Write out every line of the entries below with no changes.

▶ _Exercise data_
— START —

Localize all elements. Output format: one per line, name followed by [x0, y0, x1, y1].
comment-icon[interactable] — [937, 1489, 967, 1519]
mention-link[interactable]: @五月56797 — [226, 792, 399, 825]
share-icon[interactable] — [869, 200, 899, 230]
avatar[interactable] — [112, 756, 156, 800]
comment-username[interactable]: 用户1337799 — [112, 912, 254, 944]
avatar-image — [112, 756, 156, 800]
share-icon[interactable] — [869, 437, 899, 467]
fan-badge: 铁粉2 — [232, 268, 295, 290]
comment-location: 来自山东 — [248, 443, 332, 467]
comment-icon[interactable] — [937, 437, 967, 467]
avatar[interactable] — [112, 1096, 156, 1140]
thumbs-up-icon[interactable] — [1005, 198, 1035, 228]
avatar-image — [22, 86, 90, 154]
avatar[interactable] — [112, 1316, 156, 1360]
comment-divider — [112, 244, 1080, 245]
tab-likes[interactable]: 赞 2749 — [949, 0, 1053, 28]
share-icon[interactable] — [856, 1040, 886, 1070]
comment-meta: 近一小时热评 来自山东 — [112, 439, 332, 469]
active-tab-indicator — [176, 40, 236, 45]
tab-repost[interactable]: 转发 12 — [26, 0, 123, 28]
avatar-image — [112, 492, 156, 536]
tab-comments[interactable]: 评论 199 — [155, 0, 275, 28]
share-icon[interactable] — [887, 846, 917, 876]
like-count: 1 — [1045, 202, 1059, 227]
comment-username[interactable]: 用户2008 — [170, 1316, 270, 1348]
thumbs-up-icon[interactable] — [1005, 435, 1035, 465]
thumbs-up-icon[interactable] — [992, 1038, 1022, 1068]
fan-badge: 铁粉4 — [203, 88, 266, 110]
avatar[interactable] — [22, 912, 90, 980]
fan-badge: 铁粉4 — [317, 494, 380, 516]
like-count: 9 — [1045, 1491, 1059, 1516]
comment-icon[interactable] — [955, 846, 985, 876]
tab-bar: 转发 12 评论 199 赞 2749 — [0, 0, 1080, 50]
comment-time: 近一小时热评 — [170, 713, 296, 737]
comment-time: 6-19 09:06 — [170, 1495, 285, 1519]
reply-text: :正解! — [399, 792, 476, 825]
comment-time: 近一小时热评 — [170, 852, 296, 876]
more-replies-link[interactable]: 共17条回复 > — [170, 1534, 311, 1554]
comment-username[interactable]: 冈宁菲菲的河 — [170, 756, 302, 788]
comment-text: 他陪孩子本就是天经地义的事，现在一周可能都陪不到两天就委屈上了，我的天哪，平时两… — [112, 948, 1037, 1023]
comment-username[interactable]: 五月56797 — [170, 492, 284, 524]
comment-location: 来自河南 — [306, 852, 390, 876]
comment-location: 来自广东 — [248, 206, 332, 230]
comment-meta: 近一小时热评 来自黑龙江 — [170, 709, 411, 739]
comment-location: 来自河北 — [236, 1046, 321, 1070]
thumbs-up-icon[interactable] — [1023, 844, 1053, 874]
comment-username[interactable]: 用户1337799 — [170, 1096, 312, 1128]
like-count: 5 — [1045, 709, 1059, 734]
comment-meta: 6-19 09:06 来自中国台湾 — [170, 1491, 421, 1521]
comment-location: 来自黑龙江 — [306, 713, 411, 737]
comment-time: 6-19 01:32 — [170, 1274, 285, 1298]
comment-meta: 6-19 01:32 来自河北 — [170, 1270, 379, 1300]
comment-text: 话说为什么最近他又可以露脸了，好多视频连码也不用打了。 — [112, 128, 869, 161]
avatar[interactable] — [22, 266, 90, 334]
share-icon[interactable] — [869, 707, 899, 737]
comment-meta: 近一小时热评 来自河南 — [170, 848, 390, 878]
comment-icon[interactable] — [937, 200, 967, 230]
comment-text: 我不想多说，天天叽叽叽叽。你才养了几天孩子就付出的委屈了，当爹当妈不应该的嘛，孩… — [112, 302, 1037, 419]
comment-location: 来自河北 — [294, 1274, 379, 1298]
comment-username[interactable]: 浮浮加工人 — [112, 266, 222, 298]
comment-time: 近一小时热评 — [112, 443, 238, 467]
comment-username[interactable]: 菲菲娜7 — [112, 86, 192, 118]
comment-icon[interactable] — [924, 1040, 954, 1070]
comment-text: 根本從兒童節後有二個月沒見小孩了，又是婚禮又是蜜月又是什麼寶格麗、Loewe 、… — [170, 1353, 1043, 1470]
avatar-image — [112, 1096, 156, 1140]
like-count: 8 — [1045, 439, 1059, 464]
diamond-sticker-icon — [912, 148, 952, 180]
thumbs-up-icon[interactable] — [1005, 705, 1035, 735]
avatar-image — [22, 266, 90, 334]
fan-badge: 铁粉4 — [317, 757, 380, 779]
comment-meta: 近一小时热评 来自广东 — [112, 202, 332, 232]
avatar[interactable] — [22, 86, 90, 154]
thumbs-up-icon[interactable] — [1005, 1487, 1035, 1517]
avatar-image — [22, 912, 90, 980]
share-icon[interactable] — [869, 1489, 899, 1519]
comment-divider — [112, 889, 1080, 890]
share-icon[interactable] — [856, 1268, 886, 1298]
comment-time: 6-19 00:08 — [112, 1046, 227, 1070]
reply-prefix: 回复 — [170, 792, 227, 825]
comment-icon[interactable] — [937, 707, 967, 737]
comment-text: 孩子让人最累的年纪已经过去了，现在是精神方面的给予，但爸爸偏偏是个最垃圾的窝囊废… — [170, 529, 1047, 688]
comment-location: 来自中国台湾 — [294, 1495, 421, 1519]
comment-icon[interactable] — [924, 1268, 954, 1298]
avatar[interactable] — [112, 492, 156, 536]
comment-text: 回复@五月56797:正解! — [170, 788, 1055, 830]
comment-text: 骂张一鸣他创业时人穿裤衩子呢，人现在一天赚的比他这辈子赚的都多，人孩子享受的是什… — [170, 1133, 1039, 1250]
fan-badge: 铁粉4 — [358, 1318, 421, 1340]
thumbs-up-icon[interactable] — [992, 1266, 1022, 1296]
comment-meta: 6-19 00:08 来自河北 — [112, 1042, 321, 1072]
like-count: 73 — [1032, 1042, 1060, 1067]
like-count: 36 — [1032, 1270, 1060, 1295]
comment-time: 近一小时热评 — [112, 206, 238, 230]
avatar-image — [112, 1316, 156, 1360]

— END —

▶ _Answer for the task_
Localize all elements. Output format: one per line, name followed by [x0, y0, x1, y1].
comment-icon[interactable] — [937, 1489, 967, 1519]
mention-link[interactable]: @五月56797 — [226, 792, 399, 825]
share-icon[interactable] — [869, 200, 899, 230]
avatar[interactable] — [112, 756, 156, 800]
comment-username[interactable]: 用户1337799 — [112, 912, 254, 944]
avatar-image — [112, 756, 156, 800]
share-icon[interactable] — [869, 437, 899, 467]
fan-badge: 铁粉2 — [232, 268, 295, 290]
comment-location: 来自山东 — [248, 443, 332, 467]
comment-icon[interactable] — [937, 437, 967, 467]
avatar[interactable] — [112, 1096, 156, 1140]
thumbs-up-icon[interactable] — [1005, 198, 1035, 228]
avatar-image — [22, 86, 90, 154]
avatar[interactable] — [112, 1316, 156, 1360]
comment-divider — [112, 244, 1080, 245]
tab-likes[interactable]: 赞 2749 — [949, 0, 1053, 28]
share-icon[interactable] — [856, 1040, 886, 1070]
comment-meta: 近一小时热评 来自山东 — [112, 439, 332, 469]
active-tab-indicator — [176, 40, 236, 45]
tab-repost[interactable]: 转发 12 — [26, 0, 123, 28]
avatar-image — [112, 492, 156, 536]
tab-comments[interactable]: 评论 199 — [155, 0, 275, 28]
share-icon[interactable] — [887, 846, 917, 876]
like-count: 1 — [1045, 202, 1059, 227]
comment-username[interactable]: 用户2008 — [170, 1316, 270, 1348]
thumbs-up-icon[interactable] — [1005, 435, 1035, 465]
thumbs-up-icon[interactable] — [992, 1038, 1022, 1068]
fan-badge: 铁粉4 — [203, 88, 266, 110]
avatar[interactable] — [22, 912, 90, 980]
fan-badge: 铁粉4 — [317, 494, 380, 516]
like-count: 9 — [1045, 1491, 1059, 1516]
comment-icon[interactable] — [955, 846, 985, 876]
tab-bar: 转发 12 评论 199 赞 2749 — [0, 0, 1080, 50]
comment-time: 近一小时热评 — [170, 713, 296, 737]
comment-time: 6-19 09:06 — [170, 1495, 285, 1519]
reply-text: :正解! — [399, 792, 476, 825]
comment-time: 近一小时热评 — [170, 852, 296, 876]
more-replies-link[interactable]: 共17条回复 > — [170, 1534, 311, 1554]
comment-username[interactable]: 冈宁菲菲的河 — [170, 756, 302, 788]
comment-text: 他陪孩子本就是天经地义的事，现在一周可能都陪不到两天就委屈上了，我的天哪，平时两… — [112, 948, 1037, 1023]
comment-username[interactable]: 五月56797 — [170, 492, 284, 524]
comment-location: 来自河南 — [306, 852, 390, 876]
comment-location: 来自广东 — [248, 206, 332, 230]
comment-meta: 近一小时热评 来自黑龙江 — [170, 709, 411, 739]
comment-location: 来自河北 — [236, 1046, 321, 1070]
thumbs-up-icon[interactable] — [1023, 844, 1053, 874]
comment-username[interactable]: 用户1337799 — [170, 1096, 312, 1128]
like-count: 5 — [1045, 709, 1059, 734]
comment-meta: 6-19 09:06 来自中国台湾 — [170, 1491, 421, 1521]
comment-location: 来自黑龙江 — [306, 713, 411, 737]
comment-time: 6-19 01:32 — [170, 1274, 285, 1298]
comment-meta: 6-19 01:32 来自河北 — [170, 1270, 379, 1300]
comment-text: 话说为什么最近他又可以露脸了，好多视频连码也不用打了。 — [112, 128, 869, 161]
avatar[interactable] — [22, 266, 90, 334]
share-icon[interactable] — [869, 707, 899, 737]
comment-meta: 近一小时热评 来自河南 — [170, 848, 390, 878]
comment-icon[interactable] — [937, 200, 967, 230]
comment-text: 我不想多说，天天叽叽叽叽。你才养了几天孩子就付出的委屈了，当爹当妈不应该的嘛，孩… — [112, 302, 1037, 419]
comment-location: 来自河北 — [294, 1274, 379, 1298]
comment-username[interactable]: 浮浮加工人 — [112, 266, 222, 298]
comment-time: 近一小时热评 — [112, 443, 238, 467]
comment-username[interactable]: 菲菲娜7 — [112, 86, 192, 118]
comment-icon[interactable] — [924, 1040, 954, 1070]
comment-text: 根本從兒童節後有二個月沒見小孩了，又是婚禮又是蜜月又是什麼寶格麗、Loewe 、… — [170, 1353, 1043, 1470]
avatar-image — [112, 1096, 156, 1140]
like-count: 8 — [1045, 439, 1059, 464]
diamond-sticker-icon — [912, 148, 952, 180]
thumbs-up-icon[interactable] — [1005, 705, 1035, 735]
avatar-image — [22, 266, 90, 334]
fan-badge: 铁粉4 — [317, 757, 380, 779]
comment-meta: 近一小时热评 来自广东 — [112, 202, 332, 232]
avatar[interactable] — [22, 86, 90, 154]
thumbs-up-icon[interactable] — [1005, 1487, 1035, 1517]
avatar-image — [22, 912, 90, 980]
share-icon[interactable] — [869, 1489, 899, 1519]
comment-divider — [112, 889, 1080, 890]
share-icon[interactable] — [856, 1268, 886, 1298]
comment-time: 6-19 00:08 — [112, 1046, 227, 1070]
reply-prefix: 回复 — [170, 792, 227, 825]
comment-icon[interactable] — [937, 707, 967, 737]
comment-text: 孩子让人最累的年纪已经过去了，现在是精神方面的给予，但爸爸偏偏是个最垃圾的窝囊废… — [170, 529, 1047, 688]
comment-location: 来自中国台湾 — [294, 1495, 421, 1519]
comment-icon[interactable] — [924, 1268, 954, 1298]
avatar[interactable] — [112, 492, 156, 536]
comment-text: 回复@五月56797:正解! — [170, 788, 1055, 830]
comment-text: 骂张一鸣他创业时人穿裤衩子呢，人现在一天赚的比他这辈子赚的都多，人孩子享受的是什… — [170, 1133, 1039, 1250]
fan-badge: 铁粉4 — [358, 1318, 421, 1340]
thumbs-up-icon[interactable] — [992, 1266, 1022, 1296]
comment-meta: 6-19 00:08 来自河北 — [112, 1042, 321, 1072]
like-count: 73 — [1032, 1042, 1060, 1067]
like-count: 36 — [1032, 1270, 1060, 1295]
comment-time: 近一小时热评 — [112, 206, 238, 230]
avatar-image — [112, 1316, 156, 1360]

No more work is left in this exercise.